** START **
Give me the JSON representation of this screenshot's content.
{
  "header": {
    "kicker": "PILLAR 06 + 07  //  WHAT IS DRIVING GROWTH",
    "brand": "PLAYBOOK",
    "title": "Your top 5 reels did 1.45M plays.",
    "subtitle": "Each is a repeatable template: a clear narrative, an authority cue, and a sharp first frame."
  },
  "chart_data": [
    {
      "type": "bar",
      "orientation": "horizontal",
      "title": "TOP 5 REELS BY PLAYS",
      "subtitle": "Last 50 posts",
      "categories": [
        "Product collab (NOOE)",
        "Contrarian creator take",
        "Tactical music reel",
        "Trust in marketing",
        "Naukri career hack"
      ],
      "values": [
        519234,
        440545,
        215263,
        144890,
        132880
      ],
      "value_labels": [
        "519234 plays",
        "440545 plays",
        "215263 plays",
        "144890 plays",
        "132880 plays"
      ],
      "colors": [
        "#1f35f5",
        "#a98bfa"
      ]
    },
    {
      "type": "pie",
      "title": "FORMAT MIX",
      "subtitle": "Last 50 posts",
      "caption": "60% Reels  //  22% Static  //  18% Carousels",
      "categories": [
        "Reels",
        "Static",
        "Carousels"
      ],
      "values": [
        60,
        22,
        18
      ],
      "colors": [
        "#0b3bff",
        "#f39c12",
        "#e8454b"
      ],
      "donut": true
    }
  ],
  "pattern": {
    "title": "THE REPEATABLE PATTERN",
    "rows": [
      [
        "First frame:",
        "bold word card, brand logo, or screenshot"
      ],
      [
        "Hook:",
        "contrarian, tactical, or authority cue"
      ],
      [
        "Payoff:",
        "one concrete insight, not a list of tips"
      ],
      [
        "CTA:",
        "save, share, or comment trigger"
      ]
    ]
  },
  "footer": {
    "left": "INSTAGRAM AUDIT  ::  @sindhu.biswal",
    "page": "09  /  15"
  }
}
** END **
__JOB__: Every line above should be printed again exactly as it stands.

__TASK RESPONSE__:
Give me the JSON representation of this screenshot's content.
{
  "header": {
    "kicker": "PILLAR 06 + 07  //  WHAT IS DRIVING GROWTH",
    "brand": "PLAYBOOK",
    "title": "Your top 5 reels did 1.45M plays.",
    "subtitle": "Each is a repeatable template: a clear narrative, an authority cue, and a sharp first frame."
  },
  "chart_data": [
    {
      "type": "bar",
      "orientation": "horizontal",
      "title": "TOP 5 REELS BY PLAYS",
      "subtitle": "Last 50 posts",
      "categories": [
        "Product collab (NOOE)",
        "Contrarian creator take",
        "Tactical music reel",
        "Trust in marketing",
        "Naukri career hack"
      ],
      "values": [
        519234,
        440545,
        215263,
        144890,
        132880
      ],
      "value_labels": [
        "519234 plays",
        "440545 plays",
        "215263 plays",
        "144890 plays",
        "132880 plays"
      ],
      "colors": [
        "#1f35f5",
        "#a98bfa"
      ]
    },
    {
      "type": "pie",
      "title": "FORMAT MIX",
      "subtitle": "Last 50 posts",
      "caption": "60% Reels  //  22% Static  //  18% Carousels",
      "categories": [
        "Reels",
        "Static",
        "Carousels"
      ],
      "values": [
        60,
        22,
        18
      ],
      "colors": [
        "#0b3bff",
        "#f39c12",
        "#e8454b"
      ],
      "donut": true
    }
  ],
  "pattern": {
    "title": "THE REPEATABLE PATTERN",
    "rows": [
      [
        "First frame:",
        "bold word card, brand logo, or screenshot"
      ],
      [
        "Hook:",
        "contrarian, tactical, or authority cue"
      ],
      [
        "Payoff:",
        "one concrete insight, not a list of tips"
      ],
      [
        "CTA:",
        "save, share, or comment trigger"
      ]
    ]
  },
  "footer": {
    "left": "INSTAGRAM AUDIT  ::  @sindhu.biswal",
    "page": "09  /  15"
  }
}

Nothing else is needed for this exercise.